Written instruction: Please output the records below in full, exactly as given, but without the images.

Part of a data file
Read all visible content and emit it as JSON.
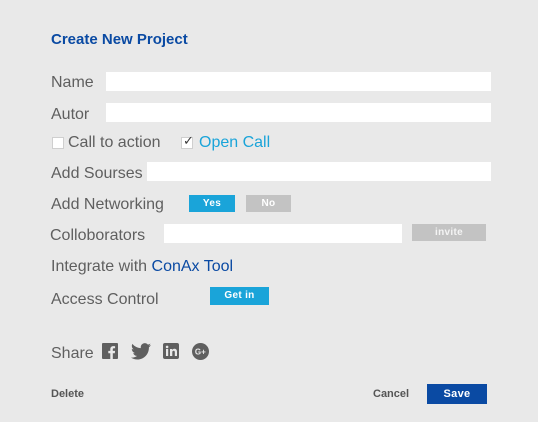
{
  "form": {
    "title": "Create New Project",
    "name_label": "Name",
    "autor_label": "Autor",
    "call_to_action_label": "Call to action",
    "open_call_label": "Open Call",
    "add_sourses_label": "Add Sourses",
    "add_networking_label": "Add Networking",
    "yes_label": "Yes",
    "no_label": "No",
    "collaborators_label": "Colloborators",
    "invite_label": "invite",
    "integrate_label": "Integrate with",
    "conax_label": "ConAx Tool",
    "access_control_label": "Access Control",
    "get_in_label": "Get in",
    "share_label": "Share",
    "delete_label": "Delete",
    "cancel_label": "Cancel",
    "save_label": "Save"
  },
  "state": {
    "call_to_action_checked": false,
    "open_call_checked": true,
    "networking_selected": "Yes"
  },
  "icons": {
    "share": [
      "facebook-icon",
      "twitter-icon",
      "linkedin-icon",
      "google-plus-icon"
    ]
  },
  "colors": {
    "title": "#0a4aa3",
    "accent_teal": "#1aa4d9",
    "primary_blue": "#0a4aa3",
    "muted_gray": "#c3c3c3",
    "background": "#e9e9e9"
  }
}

Exercise answer:
Read all visible content and emit it as JSON.
{
  "form": {
    "title": "Create New Project",
    "name_label": "Name",
    "autor_label": "Autor",
    "call_to_action_label": "Call to action",
    "open_call_label": "Open Call",
    "add_sourses_label": "Add Sourses",
    "add_networking_label": "Add Networking",
    "yes_label": "Yes",
    "no_label": "No",
    "collaborators_label": "Colloborators",
    "invite_label": "invite",
    "integrate_label": "Integrate with",
    "conax_label": "ConAx Tool",
    "access_control_label": "Access Control",
    "get_in_label": "Get in",
    "share_label": "Share",
    "delete_label": "Delete",
    "cancel_label": "Cancel",
    "save_label": "Save"
  },
  "state": {
    "call_to_action_checked": false,
    "open_call_checked": true,
    "networking_selected": "Yes"
  },
  "icons": {
    "share": [
      "facebook-icon",
      "twitter-icon",
      "linkedin-icon",
      "google-plus-icon"
    ]
  },
  "colors": {
    "title": "#0a4aa3",
    "accent_teal": "#1aa4d9",
    "primary_blue": "#0a4aa3",
    "muted_gray": "#c3c3c3",
    "background": "#e9e9e9"
  }
}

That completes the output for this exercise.